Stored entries
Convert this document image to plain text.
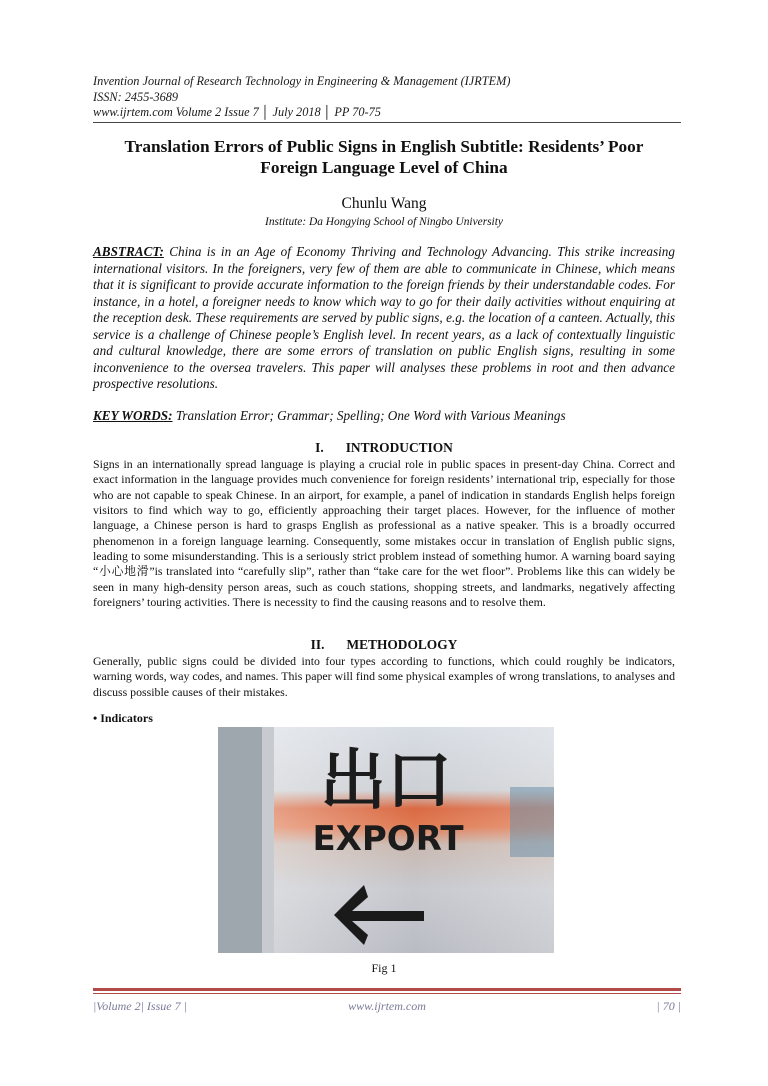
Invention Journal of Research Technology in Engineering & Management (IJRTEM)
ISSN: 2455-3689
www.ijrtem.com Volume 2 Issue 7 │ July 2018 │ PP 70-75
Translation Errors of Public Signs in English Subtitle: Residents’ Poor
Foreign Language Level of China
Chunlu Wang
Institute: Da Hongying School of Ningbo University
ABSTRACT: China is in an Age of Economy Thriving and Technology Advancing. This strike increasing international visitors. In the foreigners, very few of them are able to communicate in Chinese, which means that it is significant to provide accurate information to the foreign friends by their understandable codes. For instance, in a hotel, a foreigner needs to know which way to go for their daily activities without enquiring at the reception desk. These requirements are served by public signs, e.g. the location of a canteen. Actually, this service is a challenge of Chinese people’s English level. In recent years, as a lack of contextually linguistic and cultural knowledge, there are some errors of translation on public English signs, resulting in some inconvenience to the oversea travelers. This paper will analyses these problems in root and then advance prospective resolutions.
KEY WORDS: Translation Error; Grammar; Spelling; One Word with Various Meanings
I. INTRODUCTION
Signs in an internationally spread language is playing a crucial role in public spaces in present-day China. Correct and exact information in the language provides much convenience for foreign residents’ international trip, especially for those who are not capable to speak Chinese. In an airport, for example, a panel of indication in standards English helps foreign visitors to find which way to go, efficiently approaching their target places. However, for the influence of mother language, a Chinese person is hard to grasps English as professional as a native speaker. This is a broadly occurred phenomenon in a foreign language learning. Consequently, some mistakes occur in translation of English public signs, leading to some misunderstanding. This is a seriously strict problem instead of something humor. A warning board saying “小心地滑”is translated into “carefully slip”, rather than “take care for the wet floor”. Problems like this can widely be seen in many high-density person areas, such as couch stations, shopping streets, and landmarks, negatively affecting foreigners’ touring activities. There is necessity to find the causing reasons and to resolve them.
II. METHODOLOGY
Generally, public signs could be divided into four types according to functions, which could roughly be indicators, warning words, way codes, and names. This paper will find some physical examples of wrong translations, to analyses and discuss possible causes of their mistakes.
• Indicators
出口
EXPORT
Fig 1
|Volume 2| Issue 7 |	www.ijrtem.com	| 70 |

— What the task asks —
Reproduce the whole listing above word for word, but not its pictures.

— Reply —
Convert this document image to plain text.
Invention Journal of Research Technology in Engineering & Management (IJRTEM)
ISSN: 2455-3689
www.ijrtem.com Volume 2 Issue 7 │ July 2018 │ PP 70-75
Translation Errors of Public Signs in English Subtitle: Residents’ Poor
Foreign Language Level of China
Chunlu Wang
Institute: Da Hongying School of Ningbo University
ABSTRACT: China is in an Age of Economy Thriving and Technology Advancing. This strike increasing international visitors. In the foreigners, very few of them are able to communicate in Chinese, which means that it is significant to provide accurate information to the foreign friends by their understandable codes. For instance, in a hotel, a foreigner needs to know which way to go for their daily activities without enquiring at the reception desk. These requirements are served by public signs, e.g. the location of a canteen. Actually, this service is a challenge of Chinese people’s English level. In recent years, as a lack of contextually linguistic and cultural knowledge, there are some errors of translation on public English signs, resulting in some inconvenience to the oversea travelers. This paper will analyses these problems in root and then advance prospective resolutions.
KEY WORDS: Translation Error; Grammar; Spelling; One Word with Various Meanings
I. INTRODUCTION
Signs in an internationally spread language is playing a crucial role in public spaces in present-day China. Correct and exact information in the language provides much convenience for foreign residents’ international trip, especially for those who are not capable to speak Chinese. In an airport, for example, a panel of indication in standards English helps foreign visitors to find which way to go, efficiently approaching their target places. However, for the influence of mother language, a Chinese person is hard to grasps English as professional as a native speaker. This is a broadly occurred phenomenon in a foreign language learning. Consequently, some mistakes occur in translation of English public signs, leading to some misunderstanding. This is a seriously strict problem instead of something humor. A warning board saying “小心地滑”is translated into “carefully slip”, rather than “take care for the wet floor”. Problems like this can widely be seen in many high-density person areas, such as couch stations, shopping streets, and landmarks, negatively affecting foreigners’ touring activities. There is necessity to find the causing reasons and to resolve them.
II. METHODOLOGY
Generally, public signs could be divided into four types according to functions, which could roughly be indicators, warning words, way codes, and names. This paper will find some physical examples of wrong translations, to analyses and discuss possible causes of their mistakes.
• Indicators
出口
EXPORT
Fig 1
|Volume 2| Issue 7 |	www.ijrtem.com	| 70 |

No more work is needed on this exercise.